Check each line of the records below and collect those that include the word "oder".
======== Listed records ========
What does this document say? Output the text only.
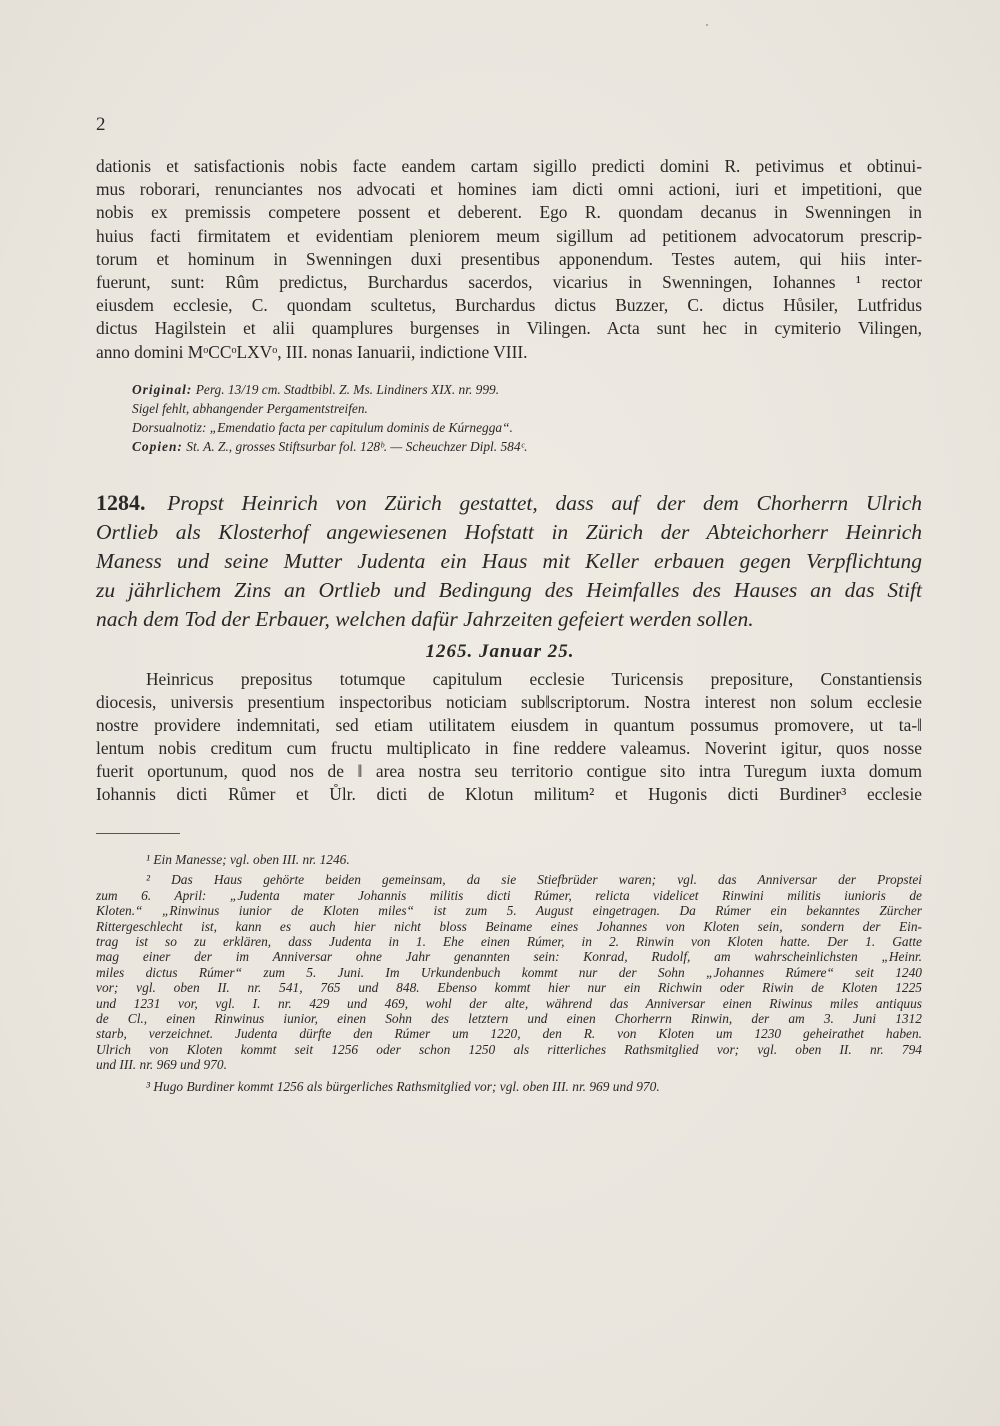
2
dationis et satisfactionis nobis facte eandem cartam sigillo predicti domini R. petivimus et obtinui-
mus roborari, renunciantes nos advocati et homines iam dicti omni actioni, iuri et impetitioni, que
nobis ex premissis competere possent et deberent. Ego R. quondam decanus in Swenningen in
huius facti firmitatem et evidentiam pleniorem meum sigillum ad petitionem advocatorum prescrip-
torum et hominum in Swenningen duxi presentibus apponendum. Testes autem, qui hiis inter-
fuerunt, sunt: Rûm predictus, Burchardus sacerdos, vicarius in Swenningen, Iohannes ¹ rector
eiusdem ecclesie, C. quondam scultetus, Burchardus dictus Buzzer, C. dictus Hůsiler, Lutfridus
dictus Hagilstein et alii quamplures burgenses in Vilingen. Acta sunt hec in cymiterio Vilingen,
anno domini MᵒCCᵒLXVᵒ, III. nonas Ianuarii, indictione VIII.
Original: Perg. 13/19 cm. Stadtbibl. Z. Ms. Lindiners XIX. nr. 999.
Sigel fehlt, abhangender Pergamentstreifen.
Dorsualnotiz: „Emendatio facta per capitulum dominis de Kúrnegga“.
Copien: St. A. Z., grosses Stiftsurbar fol. 128ᵇ. — Scheuchzer Dipl. 584ᶜ.
1284. Propst Heinrich von Zürich gestattet, dass auf der dem Chorherrn Ulrich
Ortlieb als Klosterhof angewiesenen Hofstatt in Zürich der Abteichorherr Heinrich
Maness und seine Mutter Judenta ein Haus mit Keller erbauen gegen Verpflichtung
zu jährlichem Zins an Ortlieb und Bedingung des Heimfalles des Hauses an das Stift
nach dem Tod der Erbauer, welchen dafür Jahrzeiten gefeiert werden sollen.
1265. Januar 25.
Heinricus prepositus totumque capitulum ecclesie Turicensis prepositure, Constantiensis
diocesis, universis presentium inspectoribus noticiam sub‖scriptorum. Nostra interest non solum ecclesie
nostre providere indemnitati, sed etiam utilitatem eiusdem in quantum possumus promovere, ut ta-‖
lentum nobis creditum cum fructu multiplicato in fine reddere valeamus. Noverint igitur, quos nosse
fuerit oportunum, quod nos de ‖ area nostra seu territorio contigue sito intra Turegum iuxta domum
Iohannis dicti Růmer et Ůlr. dicti de Klotun militum² et Hugonis dicti Burdiner³ ecclesie
¹ Ein Manesse; vgl. oben III. nr. 1246.
² Das Haus gehörte beiden gemeinsam, da sie Stiefbrüder waren; vgl. das Anniversar der Propstei
zum 6. April: „Judenta mater Johannis militis dicti Rúmer, relicta videlicet Rinwini militis iunioris de
Kloten.“ „Rinwinus iunior de Kloten miles“ ist zum 5. August eingetragen. Da Rúmer ein bekanntes Zürcher
Rittergeschlecht ist, kann es auch hier nicht bloss Beiname eines Johannes von Kloten sein, sondern der Ein-
trag ist so zu erklären, dass Judenta in 1. Ehe einen Rúmer, in 2. Rinwin von Kloten hatte. Der 1. Gatte
mag einer der im Anniversar ohne Jahr genannten sein: Konrad, Rudolf, am wahrscheinlichsten „Heinr.
miles dictus Rúmer“ zum 5. Juni. Im Urkundenbuch kommt nur der Sohn „Johannes Rúmere“ seit 1240
vor; vgl. oben II. nr. 541, 765 und 848. Ebenso kommt hier nur ein Richwin oder Riwin de Kloten 1225
und 1231 vor, vgl. I. nr. 429 und 469, wohl der alte, während das Anniversar einen Riwinus miles antiquus
de Cl., einen Rinwinus iunior, einen Sohn des letztern und einen Chorherrn Rinwin, der am 3. Juni 1312
starb, verzeichnet. Judenta dürfte den Rúmer um 1220, den R. von Kloten um 1230 geheirathet haben.
Ulrich von Kloten kommt seit 1256 oder schon 1250 als ritterliches Rathsmitglied vor; vgl. oben II. nr. 794
und III. nr. 969 und 970.
³ Hugo Burdiner kommt 1256 als bürgerliches Rathsmitglied vor; vgl. oben III. nr. 969 und 970.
========
[Solution for this task]:
vor; vgl. oben II. nr. 541, 765 und 848. Ebenso kommt hier nur ein Richwin oder Riwin de Kloten 1225
Ulrich von Kloten kommt seit 1256 oder schon 1250 als ritterliches Rathsmitglied vor; vgl. oben II. nr. 794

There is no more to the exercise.